## Task prompt
Identify every line in the records below that contains the word "title", and copy each of those lines.

## Material for this task
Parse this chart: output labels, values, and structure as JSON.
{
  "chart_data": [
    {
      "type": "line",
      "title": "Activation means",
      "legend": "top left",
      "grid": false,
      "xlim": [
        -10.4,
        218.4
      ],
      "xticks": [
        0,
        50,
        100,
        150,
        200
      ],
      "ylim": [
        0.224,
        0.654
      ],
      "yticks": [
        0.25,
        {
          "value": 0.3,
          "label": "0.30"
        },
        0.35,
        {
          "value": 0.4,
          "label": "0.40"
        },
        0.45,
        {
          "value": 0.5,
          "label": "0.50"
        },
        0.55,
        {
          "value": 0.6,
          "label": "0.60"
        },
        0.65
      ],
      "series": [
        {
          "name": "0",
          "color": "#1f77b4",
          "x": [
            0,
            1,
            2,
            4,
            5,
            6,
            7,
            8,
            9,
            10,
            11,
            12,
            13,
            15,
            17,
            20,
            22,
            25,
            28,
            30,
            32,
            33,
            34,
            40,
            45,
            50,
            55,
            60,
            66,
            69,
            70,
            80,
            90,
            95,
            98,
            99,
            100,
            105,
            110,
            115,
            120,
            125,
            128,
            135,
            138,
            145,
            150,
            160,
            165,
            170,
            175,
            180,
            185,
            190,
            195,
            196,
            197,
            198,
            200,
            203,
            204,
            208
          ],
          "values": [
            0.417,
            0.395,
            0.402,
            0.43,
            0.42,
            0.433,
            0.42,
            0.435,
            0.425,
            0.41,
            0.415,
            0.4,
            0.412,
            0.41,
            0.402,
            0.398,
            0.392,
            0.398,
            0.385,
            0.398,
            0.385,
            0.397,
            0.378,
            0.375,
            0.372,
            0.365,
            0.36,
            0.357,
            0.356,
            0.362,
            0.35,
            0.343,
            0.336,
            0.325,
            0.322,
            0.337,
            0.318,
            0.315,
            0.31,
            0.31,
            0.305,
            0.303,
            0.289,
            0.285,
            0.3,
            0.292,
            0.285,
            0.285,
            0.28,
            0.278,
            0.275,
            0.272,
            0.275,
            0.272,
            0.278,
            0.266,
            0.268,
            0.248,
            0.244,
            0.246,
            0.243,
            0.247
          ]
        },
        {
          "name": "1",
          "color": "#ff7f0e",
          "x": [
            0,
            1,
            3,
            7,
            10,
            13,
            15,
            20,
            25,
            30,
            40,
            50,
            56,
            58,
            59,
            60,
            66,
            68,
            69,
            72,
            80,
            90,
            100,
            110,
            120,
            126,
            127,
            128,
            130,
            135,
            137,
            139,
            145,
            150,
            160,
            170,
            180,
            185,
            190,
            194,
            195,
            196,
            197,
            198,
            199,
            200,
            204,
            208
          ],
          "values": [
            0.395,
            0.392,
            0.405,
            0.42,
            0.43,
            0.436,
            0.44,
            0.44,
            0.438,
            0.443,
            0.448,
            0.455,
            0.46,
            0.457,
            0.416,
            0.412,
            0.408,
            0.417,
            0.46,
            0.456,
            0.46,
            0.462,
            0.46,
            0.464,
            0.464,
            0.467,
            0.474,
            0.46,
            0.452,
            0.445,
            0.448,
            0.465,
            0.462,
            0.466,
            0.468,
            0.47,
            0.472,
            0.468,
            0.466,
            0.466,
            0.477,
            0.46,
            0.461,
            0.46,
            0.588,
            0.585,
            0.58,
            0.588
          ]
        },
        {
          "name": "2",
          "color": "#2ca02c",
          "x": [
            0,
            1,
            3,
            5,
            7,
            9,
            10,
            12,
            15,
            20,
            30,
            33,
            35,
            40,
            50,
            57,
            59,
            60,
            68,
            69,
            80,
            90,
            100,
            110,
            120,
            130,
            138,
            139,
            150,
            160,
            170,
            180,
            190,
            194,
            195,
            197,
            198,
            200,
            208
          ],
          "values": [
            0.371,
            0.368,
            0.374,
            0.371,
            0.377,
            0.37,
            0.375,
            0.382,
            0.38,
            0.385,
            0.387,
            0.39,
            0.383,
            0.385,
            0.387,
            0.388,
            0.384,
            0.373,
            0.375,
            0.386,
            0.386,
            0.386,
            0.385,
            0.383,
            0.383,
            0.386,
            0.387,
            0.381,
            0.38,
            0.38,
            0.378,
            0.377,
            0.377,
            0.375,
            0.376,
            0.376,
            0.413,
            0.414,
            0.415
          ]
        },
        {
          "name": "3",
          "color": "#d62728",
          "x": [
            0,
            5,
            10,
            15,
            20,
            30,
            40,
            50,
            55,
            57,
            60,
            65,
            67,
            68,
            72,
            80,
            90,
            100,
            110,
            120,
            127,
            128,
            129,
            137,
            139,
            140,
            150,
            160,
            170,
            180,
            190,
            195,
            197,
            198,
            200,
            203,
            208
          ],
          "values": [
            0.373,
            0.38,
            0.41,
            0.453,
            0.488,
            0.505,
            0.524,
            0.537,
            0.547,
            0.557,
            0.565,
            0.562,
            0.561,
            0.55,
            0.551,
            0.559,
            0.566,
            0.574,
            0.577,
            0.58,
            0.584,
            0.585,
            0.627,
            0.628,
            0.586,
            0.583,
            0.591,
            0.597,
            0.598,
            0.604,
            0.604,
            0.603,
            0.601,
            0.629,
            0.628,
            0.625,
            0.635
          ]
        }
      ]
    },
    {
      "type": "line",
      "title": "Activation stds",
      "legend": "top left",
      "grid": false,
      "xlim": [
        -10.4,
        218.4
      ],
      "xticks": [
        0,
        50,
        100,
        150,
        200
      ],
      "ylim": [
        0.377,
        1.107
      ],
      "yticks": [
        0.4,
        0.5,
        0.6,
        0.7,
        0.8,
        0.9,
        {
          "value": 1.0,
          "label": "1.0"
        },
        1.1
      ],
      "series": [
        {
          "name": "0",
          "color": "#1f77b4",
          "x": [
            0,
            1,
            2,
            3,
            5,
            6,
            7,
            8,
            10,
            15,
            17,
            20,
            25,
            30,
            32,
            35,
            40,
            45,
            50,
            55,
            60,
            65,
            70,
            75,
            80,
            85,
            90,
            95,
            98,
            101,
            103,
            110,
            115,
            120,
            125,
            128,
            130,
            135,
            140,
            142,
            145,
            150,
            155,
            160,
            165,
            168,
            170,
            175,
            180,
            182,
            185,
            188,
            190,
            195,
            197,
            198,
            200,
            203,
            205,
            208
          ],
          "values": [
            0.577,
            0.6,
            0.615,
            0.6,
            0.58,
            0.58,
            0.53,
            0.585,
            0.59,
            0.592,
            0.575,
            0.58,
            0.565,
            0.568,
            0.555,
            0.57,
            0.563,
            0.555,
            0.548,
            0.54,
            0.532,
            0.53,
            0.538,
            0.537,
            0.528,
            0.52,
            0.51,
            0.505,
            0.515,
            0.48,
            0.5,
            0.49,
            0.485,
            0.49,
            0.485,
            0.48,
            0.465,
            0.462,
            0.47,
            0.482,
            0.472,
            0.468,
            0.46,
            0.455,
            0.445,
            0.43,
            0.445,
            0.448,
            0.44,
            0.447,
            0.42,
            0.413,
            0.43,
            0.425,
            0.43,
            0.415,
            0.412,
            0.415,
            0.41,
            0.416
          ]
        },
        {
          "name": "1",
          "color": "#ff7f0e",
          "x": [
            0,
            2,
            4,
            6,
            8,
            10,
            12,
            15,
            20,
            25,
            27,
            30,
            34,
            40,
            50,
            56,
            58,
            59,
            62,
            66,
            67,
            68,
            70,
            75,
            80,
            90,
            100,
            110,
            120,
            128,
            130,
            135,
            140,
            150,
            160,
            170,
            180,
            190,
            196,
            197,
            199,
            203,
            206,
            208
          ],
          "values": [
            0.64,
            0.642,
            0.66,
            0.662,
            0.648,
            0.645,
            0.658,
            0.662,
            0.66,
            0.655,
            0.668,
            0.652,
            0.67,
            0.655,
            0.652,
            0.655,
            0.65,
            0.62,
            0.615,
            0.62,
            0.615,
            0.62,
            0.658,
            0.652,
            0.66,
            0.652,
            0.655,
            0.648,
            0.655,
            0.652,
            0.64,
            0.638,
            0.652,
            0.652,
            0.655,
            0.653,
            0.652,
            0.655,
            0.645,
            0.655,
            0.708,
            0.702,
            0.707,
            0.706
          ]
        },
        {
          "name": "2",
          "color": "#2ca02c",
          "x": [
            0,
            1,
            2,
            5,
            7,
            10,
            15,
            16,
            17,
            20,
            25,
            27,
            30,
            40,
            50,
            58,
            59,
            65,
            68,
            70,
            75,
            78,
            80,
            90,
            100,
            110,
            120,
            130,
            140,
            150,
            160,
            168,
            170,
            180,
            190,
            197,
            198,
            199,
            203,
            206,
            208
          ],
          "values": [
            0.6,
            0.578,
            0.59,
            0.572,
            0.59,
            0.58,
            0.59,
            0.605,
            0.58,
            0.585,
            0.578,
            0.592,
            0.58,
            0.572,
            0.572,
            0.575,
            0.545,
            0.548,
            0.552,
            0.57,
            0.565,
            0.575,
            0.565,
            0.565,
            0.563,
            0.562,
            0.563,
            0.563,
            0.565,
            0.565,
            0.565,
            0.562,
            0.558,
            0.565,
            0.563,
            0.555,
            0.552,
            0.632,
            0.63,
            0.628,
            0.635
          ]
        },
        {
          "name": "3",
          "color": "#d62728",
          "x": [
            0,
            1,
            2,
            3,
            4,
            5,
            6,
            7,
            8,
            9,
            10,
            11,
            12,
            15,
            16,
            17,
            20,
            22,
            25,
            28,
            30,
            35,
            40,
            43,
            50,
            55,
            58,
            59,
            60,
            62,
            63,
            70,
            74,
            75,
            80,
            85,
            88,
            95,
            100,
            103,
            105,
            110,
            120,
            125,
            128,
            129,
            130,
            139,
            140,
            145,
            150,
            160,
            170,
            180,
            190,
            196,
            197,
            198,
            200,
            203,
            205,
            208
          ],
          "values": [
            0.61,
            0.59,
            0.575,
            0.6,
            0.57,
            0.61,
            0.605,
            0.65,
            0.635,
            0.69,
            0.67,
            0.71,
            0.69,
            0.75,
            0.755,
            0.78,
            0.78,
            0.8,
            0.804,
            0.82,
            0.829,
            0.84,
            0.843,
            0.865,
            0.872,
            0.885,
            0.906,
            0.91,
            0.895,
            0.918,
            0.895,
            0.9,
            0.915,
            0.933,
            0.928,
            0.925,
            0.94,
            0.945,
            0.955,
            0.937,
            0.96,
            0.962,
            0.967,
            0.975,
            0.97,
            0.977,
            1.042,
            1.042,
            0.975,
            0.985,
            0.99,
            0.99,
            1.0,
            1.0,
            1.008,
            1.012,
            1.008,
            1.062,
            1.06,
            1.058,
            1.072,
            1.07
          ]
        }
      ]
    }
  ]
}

## Result of the exercise
      "title": "Activation means",
      "title": "Activation stds",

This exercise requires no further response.